Directive:
Look for "يوسف" in each line of the entries, and return the matching lines.

--- START ---

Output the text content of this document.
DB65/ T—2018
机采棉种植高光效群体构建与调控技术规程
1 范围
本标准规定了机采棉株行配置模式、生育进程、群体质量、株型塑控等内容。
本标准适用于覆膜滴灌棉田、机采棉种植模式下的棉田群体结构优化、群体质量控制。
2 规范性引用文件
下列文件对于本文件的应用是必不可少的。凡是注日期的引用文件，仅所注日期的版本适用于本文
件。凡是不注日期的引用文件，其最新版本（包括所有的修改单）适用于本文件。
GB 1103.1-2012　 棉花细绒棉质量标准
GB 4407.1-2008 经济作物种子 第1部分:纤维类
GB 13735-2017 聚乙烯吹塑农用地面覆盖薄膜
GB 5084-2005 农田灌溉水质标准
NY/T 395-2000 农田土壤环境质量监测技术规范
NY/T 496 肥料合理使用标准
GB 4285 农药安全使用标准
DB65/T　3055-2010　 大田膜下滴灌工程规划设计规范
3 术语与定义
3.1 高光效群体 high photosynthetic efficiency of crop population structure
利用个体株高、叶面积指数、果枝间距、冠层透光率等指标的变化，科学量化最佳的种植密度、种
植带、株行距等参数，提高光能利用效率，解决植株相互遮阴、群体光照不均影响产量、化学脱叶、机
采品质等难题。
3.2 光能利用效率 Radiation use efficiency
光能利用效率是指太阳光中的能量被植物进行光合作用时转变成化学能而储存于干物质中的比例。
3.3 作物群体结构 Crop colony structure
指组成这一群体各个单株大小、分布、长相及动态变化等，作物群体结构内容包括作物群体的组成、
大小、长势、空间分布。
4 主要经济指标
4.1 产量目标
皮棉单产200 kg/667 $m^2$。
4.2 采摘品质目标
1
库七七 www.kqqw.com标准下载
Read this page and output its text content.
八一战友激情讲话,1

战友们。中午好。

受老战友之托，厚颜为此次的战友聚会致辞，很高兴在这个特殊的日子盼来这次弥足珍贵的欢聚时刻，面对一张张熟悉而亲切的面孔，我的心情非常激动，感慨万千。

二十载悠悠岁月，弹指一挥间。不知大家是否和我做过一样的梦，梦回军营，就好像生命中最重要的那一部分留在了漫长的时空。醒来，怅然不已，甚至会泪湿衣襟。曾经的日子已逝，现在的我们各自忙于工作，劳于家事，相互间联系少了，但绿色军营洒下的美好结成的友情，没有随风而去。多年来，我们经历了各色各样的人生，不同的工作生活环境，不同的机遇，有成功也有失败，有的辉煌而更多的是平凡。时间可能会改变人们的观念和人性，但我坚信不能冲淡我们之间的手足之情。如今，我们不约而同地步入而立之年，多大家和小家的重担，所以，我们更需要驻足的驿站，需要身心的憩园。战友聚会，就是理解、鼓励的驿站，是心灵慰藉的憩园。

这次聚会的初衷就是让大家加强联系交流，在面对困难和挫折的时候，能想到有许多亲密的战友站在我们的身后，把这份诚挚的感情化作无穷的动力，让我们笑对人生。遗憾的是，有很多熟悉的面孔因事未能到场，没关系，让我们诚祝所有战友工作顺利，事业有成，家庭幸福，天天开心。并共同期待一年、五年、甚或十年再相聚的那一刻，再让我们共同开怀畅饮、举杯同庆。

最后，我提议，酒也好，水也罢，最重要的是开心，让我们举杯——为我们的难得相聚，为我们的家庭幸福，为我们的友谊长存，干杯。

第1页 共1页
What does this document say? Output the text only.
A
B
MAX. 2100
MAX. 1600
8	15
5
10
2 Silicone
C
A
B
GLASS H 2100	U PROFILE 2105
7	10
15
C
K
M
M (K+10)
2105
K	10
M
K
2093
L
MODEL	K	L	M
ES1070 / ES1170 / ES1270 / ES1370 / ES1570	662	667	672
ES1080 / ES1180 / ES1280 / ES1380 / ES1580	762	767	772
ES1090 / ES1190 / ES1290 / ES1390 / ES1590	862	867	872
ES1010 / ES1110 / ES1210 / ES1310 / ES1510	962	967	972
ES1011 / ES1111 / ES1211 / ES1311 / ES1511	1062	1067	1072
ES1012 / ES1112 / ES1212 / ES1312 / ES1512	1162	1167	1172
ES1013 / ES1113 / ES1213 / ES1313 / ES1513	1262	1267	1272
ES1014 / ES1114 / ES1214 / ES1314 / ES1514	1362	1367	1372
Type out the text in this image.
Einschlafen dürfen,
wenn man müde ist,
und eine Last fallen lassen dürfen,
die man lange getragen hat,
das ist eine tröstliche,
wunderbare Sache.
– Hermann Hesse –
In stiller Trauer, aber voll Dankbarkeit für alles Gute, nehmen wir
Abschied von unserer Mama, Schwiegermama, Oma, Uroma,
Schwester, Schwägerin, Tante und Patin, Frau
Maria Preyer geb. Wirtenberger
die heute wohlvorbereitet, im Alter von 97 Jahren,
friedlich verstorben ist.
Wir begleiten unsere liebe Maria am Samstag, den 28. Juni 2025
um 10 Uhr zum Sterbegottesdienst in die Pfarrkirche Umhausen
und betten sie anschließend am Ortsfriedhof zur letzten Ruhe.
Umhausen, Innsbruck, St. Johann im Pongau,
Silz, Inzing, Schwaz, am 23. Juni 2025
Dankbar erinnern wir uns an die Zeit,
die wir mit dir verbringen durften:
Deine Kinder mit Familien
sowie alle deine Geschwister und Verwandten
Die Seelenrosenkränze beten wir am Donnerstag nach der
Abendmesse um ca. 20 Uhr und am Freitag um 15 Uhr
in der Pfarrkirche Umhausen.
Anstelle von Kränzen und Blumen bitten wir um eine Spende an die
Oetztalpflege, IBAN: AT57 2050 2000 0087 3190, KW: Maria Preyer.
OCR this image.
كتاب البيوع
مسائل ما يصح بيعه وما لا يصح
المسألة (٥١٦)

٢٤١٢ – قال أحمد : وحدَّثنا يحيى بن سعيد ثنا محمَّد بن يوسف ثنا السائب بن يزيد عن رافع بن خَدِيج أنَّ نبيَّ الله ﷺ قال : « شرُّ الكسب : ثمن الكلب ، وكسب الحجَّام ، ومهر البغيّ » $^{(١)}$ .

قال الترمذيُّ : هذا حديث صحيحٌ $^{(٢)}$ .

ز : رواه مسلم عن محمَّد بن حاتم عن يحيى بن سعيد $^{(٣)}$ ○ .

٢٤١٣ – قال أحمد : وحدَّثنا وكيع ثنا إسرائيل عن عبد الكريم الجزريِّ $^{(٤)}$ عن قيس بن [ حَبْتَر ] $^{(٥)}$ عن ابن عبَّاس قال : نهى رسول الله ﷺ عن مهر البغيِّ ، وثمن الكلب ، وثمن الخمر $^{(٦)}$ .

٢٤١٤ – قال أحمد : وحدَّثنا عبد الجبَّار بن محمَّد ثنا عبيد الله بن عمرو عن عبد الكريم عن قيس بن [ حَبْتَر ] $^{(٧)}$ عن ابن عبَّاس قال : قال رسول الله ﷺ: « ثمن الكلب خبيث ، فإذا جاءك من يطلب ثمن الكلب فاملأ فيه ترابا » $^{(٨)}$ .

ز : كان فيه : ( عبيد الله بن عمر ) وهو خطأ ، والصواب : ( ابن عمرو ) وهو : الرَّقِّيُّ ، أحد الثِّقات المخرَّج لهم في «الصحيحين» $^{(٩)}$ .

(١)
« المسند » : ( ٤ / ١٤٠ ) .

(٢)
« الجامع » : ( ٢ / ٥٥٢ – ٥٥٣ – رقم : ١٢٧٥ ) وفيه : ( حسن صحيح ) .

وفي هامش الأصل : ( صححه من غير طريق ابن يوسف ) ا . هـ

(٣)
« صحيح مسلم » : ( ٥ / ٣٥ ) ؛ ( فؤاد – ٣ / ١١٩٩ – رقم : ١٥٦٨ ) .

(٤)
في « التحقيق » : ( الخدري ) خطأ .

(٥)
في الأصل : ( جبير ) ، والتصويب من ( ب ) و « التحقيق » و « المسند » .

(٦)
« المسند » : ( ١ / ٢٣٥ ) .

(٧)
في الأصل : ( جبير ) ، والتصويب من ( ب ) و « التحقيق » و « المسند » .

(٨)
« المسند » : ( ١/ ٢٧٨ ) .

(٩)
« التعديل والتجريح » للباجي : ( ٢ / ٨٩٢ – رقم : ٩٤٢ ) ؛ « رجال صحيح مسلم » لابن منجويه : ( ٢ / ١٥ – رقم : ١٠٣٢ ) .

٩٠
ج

--- END ---

Result of this task:
٢٤١٢ – قال أحمد : وحدَّثنا يحيى بن سعيد ثنا محمَّد بن يوسف ثنا السائب بن يزيد عن رافع بن خَدِيج أنَّ نبيَّ الله ﷺ قال : « شرُّ الكسب : ثمن الكلب ، وكسب الحجَّام ، ومهر البغيّ » $^{(١)}$ .
وفي هامش الأصل : ( صححه من غير طريق ابن يوسف ) ا . هـ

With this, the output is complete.